[REQUEST 1]: In the resume-writing guide, what two purposes of a resume are listed?

Resume making is undoubtedly one of the most critical steps in the process. It will take up a good amount of time from your first term and general preparation period. It's also going to be a useful skill through out your career, and there will be fewer constraint on formats and facts later on. Most everyone manages to create a version of their resume which is quite polished by the end of the very many iterations that it goes through. Here I will try to make that process a little more streamlined, by laying down what I think are useful guidelines.

Here we will breakdown:
1. Purpose of the resume
2. Versions of a resume
3. Structure and format of a resume
4. Detailing out points
5. Writing and styling

Purpose

The purpose of your resume is two-fold:

1. To get you shortlisted -

This is what everyone focuses on; creating a resume crammed with every little highlight of their life, to ensure that they get an interview.

2. To guide your interview -

This key purpose is often overlooked. The interviewer is going to be looking at your resume for a little while before your interview begins, and during the early stages of your interview. Whatever jumps out at them is in large part going to be what your interview will be about.
To simplify our lives, it makes sense to focus on just one of these purposes, and the other would be effectively served. For most people that focus is the idea of getting shortlisted, because that's where the immediate fear is. I would suggest that while designing your resume the single guiding purpose in your mind should be how it reads during an interview, for the following reasons:

- End goal -

Your end goal is to have a good interview and get selected, not just to be the highest scoring candidate at the shortlist stage. Your approach should therefore lineup with your goals. While both of these purposes almost always require the same sort of resume design, when there is a choice between the two, focus on your end goal, and think about what will lead to a better interview.

[DATA LISTING]:
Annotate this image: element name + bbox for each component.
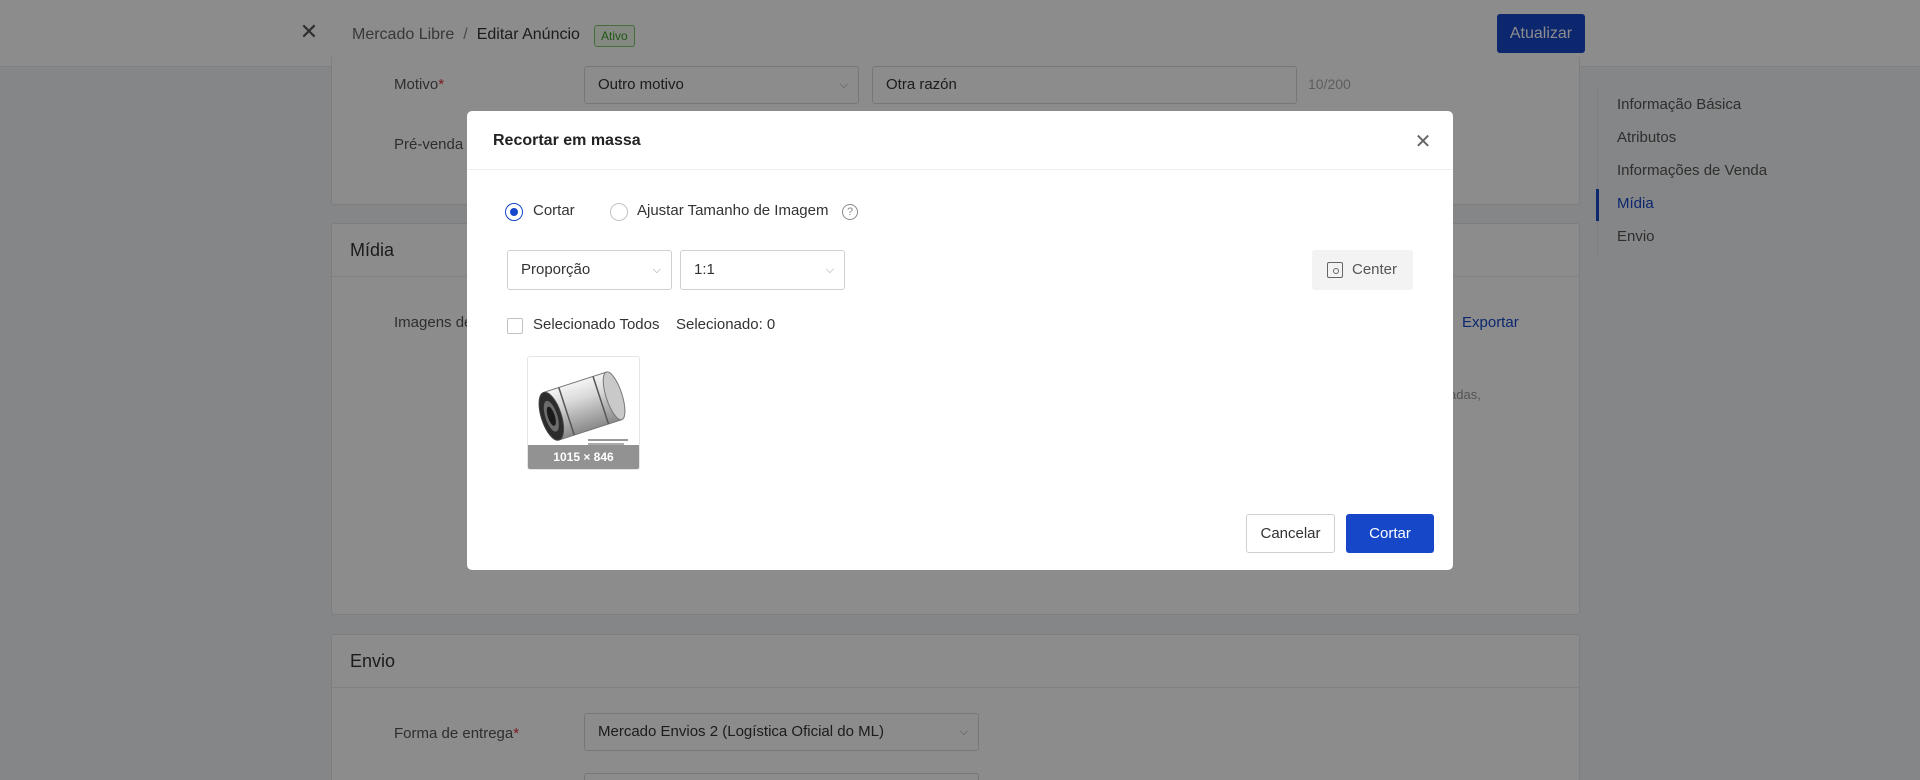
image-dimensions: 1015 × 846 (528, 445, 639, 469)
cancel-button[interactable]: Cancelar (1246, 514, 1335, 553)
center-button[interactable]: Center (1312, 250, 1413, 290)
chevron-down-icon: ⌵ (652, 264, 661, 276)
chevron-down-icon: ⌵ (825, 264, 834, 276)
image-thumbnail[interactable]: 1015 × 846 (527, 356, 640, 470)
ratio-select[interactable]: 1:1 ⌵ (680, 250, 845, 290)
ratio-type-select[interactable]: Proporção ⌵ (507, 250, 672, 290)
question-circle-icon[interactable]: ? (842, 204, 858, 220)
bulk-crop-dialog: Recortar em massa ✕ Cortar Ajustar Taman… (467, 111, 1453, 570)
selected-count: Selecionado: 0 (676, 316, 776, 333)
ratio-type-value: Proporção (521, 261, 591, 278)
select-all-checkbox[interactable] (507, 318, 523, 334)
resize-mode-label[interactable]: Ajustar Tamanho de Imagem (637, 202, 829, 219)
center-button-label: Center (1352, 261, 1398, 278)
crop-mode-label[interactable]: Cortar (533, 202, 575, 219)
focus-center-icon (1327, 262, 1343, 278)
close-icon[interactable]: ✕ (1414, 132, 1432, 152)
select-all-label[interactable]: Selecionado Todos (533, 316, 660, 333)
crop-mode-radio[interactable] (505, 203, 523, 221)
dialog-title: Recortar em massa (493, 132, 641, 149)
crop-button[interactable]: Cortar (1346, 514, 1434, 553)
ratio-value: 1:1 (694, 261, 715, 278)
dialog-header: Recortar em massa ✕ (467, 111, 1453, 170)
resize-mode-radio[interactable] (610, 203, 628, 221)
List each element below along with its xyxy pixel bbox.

[REQUEST 2]: Lay out lines from the entries as a JSON list of strings, one string per line and omitting blank lines, beginning at the line that contains "image-dimensions: 1015 ×" and stopping after the line that contains "close-icon[interactable]: ✕ (1414, 132, 1432, 152)".

[EXERCISE OUTPUT 1]: To get you shortlisted and to guide your interview.

[EXERCISE OUTPUT 2]:
[
  "image-dimensions: 1015 × 846 (528, 445, 639, 469)",
  "cancel-button[interactable]: Cancelar (1246, 514, 1335, 553)",
  "center-button[interactable]: Center (1312, 250, 1413, 290)",
  "chevron-down-icon: ⌵ (652, 264, 661, 276)",
  "chevron-down-icon: ⌵ (825, 264, 834, 276)",
  "image-thumbnail[interactable]: 1015 × 846 (527, 356, 640, 470)",
  "ratio-select[interactable]: 1:1 ⌵ (680, 250, 845, 290)",
  "ratio-type-select[interactable]: Proporção ⌵ (507, 250, 672, 290)",
  "question-circle-icon[interactable]: ? (842, 204, 858, 220)",
  "bulk-crop-dialog: Recortar em massa ✕ Cortar Ajustar Taman… (467, 111, 1453, 570)",
  "selected-count: Selecionado: 0 (676, 316, 776, 333)",
  "ratio-type-value: Proporção (521, 261, 591, 278)",
  "select-all-checkbox[interactable] (507, 318, 523, 334)",
  "resize-mode-label[interactable]: Ajustar Tamanho de Imagem (637, 202, 829, 219)",
  "center-button-label: Center (1352, 261, 1398, 278)",
  "crop-mode-label[interactable]: Cortar (533, 202, 575, 219)",
  "focus-center-icon (1327, 262, 1343, 278)",
  "close-icon[interactable]: ✕ (1414, 132, 1432, 152)"
]